* [LISTING]
.....
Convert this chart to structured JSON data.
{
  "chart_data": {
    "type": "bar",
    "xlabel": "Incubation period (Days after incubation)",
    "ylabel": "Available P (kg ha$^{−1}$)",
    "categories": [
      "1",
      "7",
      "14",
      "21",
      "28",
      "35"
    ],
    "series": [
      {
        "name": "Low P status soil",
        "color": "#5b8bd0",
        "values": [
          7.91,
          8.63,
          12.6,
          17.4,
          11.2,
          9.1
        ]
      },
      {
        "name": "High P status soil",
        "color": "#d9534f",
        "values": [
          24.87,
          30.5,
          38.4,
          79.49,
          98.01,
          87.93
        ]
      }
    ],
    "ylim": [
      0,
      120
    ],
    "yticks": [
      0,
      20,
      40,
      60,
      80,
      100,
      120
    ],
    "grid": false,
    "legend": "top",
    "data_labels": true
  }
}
.....
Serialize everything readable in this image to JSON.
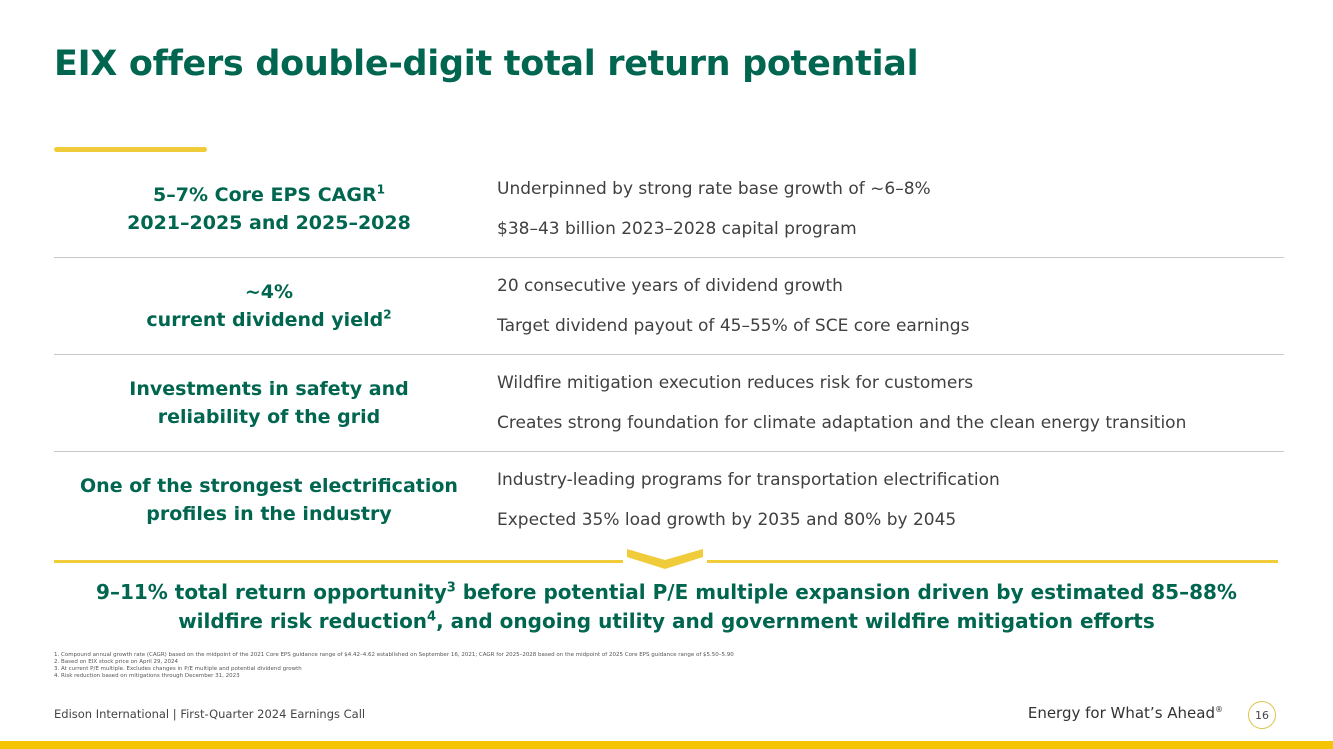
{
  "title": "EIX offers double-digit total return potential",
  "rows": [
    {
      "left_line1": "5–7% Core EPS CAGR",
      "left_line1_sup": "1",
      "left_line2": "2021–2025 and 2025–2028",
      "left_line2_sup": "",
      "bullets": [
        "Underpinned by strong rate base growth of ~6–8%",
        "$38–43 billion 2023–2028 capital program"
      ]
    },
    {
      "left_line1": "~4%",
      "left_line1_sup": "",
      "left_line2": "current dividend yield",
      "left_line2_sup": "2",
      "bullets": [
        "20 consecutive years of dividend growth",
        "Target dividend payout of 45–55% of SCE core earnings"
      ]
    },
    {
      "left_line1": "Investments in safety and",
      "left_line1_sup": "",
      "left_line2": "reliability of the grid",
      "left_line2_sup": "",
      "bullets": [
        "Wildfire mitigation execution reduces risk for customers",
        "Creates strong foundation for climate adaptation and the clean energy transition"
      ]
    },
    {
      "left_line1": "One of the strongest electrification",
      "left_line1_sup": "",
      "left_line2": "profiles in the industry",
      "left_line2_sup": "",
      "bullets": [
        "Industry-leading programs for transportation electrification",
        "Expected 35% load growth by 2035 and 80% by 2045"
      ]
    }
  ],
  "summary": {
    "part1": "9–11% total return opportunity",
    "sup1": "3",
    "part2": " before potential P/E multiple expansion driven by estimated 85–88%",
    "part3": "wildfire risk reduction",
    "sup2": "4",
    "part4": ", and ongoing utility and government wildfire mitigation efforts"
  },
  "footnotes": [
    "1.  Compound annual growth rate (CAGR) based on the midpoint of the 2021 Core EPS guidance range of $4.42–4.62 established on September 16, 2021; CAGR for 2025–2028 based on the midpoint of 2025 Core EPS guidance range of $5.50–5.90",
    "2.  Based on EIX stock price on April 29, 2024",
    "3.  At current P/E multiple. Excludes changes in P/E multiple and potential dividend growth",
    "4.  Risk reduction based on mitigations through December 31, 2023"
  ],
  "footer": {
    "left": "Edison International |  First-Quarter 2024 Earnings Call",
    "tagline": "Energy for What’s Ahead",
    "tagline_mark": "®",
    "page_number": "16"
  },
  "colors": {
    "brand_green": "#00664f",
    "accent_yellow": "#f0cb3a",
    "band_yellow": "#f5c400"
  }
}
.....
* [TASK DIRECTIONS] In the listing, find all lines with the string "CAGR" and copy them.

* [COMPLETED EXERCISE]
      "left_line1": "5–7% Core EPS CAGR",
    "1.  Compound annual growth rate (CAGR) based on the midpoint of the 2021 Core EPS guidance range of $4.42–4.62 established on September 16, 2021; CAGR for 2025–2028 based on the midpoint of 2025 Core EPS guidance range of $5.50–5.90",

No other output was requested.